• [Problem details] Gather every row below that contains the string "label", and copy each of those rows out in full.

--- Start Input records ---

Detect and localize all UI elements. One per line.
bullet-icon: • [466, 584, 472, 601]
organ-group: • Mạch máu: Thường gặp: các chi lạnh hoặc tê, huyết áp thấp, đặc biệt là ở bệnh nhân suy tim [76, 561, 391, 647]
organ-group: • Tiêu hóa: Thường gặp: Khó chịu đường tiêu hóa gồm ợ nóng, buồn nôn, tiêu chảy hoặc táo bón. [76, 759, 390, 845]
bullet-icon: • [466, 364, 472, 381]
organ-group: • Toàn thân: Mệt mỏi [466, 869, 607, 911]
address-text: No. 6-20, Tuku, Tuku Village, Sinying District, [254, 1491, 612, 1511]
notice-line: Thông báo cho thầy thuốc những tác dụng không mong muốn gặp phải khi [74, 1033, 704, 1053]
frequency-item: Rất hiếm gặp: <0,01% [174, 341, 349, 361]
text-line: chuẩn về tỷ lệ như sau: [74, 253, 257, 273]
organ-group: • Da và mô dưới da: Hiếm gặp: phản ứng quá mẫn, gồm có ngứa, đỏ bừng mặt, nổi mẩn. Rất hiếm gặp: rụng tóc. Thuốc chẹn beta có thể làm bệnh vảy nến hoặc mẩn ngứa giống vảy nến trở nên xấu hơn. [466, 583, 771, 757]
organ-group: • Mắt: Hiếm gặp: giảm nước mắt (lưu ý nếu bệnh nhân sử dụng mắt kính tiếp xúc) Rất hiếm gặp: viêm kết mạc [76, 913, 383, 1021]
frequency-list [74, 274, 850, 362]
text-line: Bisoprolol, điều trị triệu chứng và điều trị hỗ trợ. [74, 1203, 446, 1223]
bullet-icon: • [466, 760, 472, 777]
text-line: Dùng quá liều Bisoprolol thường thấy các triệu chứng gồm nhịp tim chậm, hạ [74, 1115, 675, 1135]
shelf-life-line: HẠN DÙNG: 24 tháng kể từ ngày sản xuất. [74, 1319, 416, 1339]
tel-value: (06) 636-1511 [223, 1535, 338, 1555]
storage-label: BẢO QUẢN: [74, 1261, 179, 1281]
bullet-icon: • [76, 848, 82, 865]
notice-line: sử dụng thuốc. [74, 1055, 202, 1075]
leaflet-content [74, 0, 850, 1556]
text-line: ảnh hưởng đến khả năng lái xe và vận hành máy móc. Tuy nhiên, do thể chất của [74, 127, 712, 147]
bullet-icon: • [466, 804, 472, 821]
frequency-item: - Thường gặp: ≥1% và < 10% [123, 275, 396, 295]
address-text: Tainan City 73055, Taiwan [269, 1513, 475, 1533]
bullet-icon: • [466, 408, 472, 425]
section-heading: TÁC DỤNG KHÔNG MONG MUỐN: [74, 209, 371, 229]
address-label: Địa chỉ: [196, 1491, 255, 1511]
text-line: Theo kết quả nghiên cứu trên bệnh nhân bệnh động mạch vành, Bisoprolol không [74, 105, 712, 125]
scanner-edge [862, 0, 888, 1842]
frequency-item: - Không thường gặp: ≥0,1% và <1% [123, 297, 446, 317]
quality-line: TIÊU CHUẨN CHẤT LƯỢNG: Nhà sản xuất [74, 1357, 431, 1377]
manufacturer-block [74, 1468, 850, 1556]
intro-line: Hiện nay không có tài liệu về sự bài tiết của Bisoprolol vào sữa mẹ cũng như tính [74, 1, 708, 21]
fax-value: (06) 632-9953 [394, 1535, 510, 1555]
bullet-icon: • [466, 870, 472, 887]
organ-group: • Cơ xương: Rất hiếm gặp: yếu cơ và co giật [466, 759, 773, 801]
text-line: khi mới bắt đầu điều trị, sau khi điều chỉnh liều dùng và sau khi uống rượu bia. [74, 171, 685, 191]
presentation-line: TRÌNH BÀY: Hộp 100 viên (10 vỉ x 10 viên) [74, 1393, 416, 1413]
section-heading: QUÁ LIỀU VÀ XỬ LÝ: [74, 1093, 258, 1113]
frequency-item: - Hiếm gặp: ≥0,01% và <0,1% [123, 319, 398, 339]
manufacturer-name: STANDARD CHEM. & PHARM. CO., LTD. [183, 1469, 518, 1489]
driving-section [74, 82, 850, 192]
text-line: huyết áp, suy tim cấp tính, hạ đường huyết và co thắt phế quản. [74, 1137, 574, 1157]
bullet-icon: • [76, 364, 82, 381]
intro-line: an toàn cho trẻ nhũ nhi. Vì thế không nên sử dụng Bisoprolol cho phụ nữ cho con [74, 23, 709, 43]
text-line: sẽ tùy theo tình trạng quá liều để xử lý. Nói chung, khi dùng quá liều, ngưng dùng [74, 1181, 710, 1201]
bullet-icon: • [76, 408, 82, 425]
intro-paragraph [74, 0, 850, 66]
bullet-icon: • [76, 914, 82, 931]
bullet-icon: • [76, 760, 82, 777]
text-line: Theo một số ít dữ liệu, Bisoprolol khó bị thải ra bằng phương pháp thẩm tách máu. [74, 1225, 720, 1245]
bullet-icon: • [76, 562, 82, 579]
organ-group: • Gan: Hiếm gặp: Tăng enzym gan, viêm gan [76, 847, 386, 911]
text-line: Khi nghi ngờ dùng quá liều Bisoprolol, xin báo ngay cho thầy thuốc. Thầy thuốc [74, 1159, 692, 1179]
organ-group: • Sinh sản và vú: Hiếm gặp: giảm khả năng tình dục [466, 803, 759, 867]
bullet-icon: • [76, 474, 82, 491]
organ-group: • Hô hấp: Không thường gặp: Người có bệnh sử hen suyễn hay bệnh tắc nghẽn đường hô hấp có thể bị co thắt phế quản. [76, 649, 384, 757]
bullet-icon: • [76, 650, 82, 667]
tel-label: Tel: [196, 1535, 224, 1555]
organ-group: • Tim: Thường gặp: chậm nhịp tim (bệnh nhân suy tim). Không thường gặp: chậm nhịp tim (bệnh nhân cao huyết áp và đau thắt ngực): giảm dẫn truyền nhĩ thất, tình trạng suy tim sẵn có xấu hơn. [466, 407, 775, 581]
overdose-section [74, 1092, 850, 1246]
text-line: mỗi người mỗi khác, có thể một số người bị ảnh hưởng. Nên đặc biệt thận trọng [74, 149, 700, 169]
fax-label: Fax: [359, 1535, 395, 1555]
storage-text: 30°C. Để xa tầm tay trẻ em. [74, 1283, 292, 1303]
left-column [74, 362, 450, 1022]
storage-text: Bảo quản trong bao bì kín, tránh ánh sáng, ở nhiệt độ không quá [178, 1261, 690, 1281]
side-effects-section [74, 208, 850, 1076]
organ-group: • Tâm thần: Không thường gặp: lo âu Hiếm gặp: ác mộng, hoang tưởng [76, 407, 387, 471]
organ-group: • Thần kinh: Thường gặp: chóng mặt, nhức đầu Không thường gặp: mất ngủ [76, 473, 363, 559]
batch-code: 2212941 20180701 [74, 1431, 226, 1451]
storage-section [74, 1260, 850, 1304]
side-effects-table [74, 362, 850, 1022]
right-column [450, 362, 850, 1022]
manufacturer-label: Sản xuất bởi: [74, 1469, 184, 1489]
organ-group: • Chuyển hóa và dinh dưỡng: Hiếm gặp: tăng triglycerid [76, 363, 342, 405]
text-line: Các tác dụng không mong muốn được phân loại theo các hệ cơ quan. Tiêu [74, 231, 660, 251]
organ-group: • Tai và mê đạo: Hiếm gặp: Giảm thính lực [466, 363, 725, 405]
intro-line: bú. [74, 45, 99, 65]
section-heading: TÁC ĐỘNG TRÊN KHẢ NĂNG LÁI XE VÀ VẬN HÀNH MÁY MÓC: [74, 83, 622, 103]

--- End Input records ---

• [Answer to this exercise]
storage-label: BẢO QUẢN: [74, 1261, 179, 1281]
address-label: Địa chỉ: [196, 1491, 255, 1511]
tel-label: Tel: [196, 1535, 224, 1555]
fax-label: Fax: [359, 1535, 395, 1555]
manufacturer-label: Sản xuất bởi: [74, 1469, 184, 1489]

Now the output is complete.